PROBLEM TO SOLVE
Find the lines holding the string "Paddle" in the data, then copy all of them.

━━━

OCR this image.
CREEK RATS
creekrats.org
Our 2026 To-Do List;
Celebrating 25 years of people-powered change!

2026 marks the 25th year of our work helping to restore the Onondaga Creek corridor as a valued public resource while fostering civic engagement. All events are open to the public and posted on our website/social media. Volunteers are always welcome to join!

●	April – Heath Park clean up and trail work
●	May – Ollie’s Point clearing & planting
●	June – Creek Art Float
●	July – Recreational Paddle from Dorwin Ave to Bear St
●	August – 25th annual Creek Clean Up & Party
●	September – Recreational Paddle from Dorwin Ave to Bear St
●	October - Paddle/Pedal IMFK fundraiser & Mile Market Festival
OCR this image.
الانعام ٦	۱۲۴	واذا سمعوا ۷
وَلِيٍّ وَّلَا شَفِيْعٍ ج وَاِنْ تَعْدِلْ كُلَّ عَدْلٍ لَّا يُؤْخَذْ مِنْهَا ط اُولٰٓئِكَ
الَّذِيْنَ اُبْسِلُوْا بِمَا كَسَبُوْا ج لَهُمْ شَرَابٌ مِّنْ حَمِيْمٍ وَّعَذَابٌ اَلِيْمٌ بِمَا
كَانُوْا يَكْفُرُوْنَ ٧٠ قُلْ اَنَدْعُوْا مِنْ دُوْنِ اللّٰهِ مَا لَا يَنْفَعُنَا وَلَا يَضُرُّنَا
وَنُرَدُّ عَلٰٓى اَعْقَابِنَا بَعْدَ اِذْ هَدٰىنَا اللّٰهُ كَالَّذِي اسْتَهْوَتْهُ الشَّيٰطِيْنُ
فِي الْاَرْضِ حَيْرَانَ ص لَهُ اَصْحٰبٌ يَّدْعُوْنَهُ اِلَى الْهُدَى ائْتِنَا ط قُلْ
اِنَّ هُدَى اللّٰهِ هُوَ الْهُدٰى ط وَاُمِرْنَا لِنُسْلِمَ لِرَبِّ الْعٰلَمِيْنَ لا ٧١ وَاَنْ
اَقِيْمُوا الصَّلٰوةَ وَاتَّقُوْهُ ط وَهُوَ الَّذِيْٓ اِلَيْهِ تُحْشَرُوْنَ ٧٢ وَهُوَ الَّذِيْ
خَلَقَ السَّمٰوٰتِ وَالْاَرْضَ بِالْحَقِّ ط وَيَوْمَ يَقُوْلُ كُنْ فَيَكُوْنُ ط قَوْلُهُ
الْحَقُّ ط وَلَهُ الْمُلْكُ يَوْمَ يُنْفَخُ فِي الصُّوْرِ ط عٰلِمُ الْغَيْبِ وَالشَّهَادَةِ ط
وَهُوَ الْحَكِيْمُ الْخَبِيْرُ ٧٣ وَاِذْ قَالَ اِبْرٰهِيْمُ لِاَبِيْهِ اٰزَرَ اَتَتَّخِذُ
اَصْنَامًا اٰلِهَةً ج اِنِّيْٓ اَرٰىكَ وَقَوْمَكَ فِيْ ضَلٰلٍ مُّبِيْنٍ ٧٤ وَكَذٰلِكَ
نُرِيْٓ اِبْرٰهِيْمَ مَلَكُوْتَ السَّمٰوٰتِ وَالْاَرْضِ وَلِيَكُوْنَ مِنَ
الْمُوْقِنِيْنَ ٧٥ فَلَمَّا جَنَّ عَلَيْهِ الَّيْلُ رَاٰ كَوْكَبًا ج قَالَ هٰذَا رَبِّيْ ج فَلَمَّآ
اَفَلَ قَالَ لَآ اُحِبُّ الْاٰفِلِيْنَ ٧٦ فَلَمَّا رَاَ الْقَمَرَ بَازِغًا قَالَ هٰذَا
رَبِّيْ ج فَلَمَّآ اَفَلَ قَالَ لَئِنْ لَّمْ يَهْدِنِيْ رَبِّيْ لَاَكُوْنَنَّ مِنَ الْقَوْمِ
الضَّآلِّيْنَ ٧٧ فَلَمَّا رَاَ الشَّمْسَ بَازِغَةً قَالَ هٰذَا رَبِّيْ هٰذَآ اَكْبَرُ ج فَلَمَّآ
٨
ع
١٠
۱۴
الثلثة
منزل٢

━━━

EXPECTED ANSWER
●	July – Recreational Paddle from Dorwin Ave to Bear St
●	September – Recreational Paddle from Dorwin Ave to Bear St
●	October - Paddle/Pedal IMFK fundraiser & Mile Market Festival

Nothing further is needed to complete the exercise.